**What you will do:**
Find each line holding "Haut" and copy it out.

==============================

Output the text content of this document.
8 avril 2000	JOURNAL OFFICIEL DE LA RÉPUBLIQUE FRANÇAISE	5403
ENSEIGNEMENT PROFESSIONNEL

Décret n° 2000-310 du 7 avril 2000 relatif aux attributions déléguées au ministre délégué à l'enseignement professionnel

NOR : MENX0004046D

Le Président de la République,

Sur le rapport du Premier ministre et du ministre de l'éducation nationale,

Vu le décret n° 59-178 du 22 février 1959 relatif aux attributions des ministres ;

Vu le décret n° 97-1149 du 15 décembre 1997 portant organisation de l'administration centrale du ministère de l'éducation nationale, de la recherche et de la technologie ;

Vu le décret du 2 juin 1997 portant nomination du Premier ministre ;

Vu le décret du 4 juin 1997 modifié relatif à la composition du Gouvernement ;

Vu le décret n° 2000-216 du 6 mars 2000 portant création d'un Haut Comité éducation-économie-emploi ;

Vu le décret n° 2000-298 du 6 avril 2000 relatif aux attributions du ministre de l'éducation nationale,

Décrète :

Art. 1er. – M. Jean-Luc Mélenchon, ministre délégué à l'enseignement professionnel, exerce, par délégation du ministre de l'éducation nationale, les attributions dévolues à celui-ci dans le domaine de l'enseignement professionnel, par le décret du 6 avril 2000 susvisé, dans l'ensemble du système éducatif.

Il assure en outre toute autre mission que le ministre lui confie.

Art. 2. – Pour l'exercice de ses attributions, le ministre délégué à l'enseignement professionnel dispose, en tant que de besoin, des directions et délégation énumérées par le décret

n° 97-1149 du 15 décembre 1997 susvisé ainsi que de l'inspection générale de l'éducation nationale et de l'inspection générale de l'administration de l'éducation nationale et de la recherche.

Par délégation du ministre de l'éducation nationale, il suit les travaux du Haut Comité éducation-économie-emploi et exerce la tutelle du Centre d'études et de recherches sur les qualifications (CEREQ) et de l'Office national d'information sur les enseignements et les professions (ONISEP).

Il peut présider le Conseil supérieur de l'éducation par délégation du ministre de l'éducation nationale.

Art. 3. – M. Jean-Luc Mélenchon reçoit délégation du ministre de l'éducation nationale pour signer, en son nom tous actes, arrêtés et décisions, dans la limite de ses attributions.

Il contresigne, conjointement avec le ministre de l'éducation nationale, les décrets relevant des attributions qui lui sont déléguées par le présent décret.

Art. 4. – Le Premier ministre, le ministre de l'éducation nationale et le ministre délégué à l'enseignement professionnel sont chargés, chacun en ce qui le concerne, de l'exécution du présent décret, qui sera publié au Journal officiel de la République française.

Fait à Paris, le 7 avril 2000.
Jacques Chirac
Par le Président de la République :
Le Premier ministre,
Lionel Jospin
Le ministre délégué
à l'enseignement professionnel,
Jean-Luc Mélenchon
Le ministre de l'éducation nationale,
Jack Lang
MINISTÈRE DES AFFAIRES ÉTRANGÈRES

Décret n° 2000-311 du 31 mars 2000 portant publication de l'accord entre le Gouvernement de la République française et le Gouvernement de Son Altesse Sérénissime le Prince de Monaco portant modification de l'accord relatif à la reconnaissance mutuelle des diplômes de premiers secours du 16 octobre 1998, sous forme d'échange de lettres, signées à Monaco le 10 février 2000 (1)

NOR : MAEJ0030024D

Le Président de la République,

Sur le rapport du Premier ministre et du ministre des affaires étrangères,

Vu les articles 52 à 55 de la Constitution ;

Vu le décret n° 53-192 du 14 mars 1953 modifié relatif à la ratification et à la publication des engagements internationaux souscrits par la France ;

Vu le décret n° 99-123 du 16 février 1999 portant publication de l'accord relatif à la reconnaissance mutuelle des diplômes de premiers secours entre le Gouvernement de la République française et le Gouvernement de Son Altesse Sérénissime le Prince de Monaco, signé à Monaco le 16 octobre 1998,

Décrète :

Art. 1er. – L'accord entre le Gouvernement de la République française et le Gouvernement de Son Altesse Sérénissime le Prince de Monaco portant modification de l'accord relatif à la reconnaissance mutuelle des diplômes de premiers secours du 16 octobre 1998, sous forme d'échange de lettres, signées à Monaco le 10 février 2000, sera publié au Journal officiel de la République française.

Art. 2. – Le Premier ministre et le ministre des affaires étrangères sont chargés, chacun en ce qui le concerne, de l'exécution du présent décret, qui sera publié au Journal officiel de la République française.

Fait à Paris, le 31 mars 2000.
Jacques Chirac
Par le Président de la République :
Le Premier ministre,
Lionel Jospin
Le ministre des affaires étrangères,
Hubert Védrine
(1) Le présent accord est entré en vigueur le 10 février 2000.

==============================

**Problem solution:**
Vu le décret n° 2000-216 du 6 mars 2000 portant création d'un Haut Comité éducation-économie-emploi ;
Par délégation du ministre de l'éducation nationale, il suit les travaux du Haut Comité éducation-économie-emploi et exerce la tutelle du Centre d'études et de recherches sur les qualifications (CEREQ) et de l'Office national d'information sur les enseignements et les professions (ONISEP).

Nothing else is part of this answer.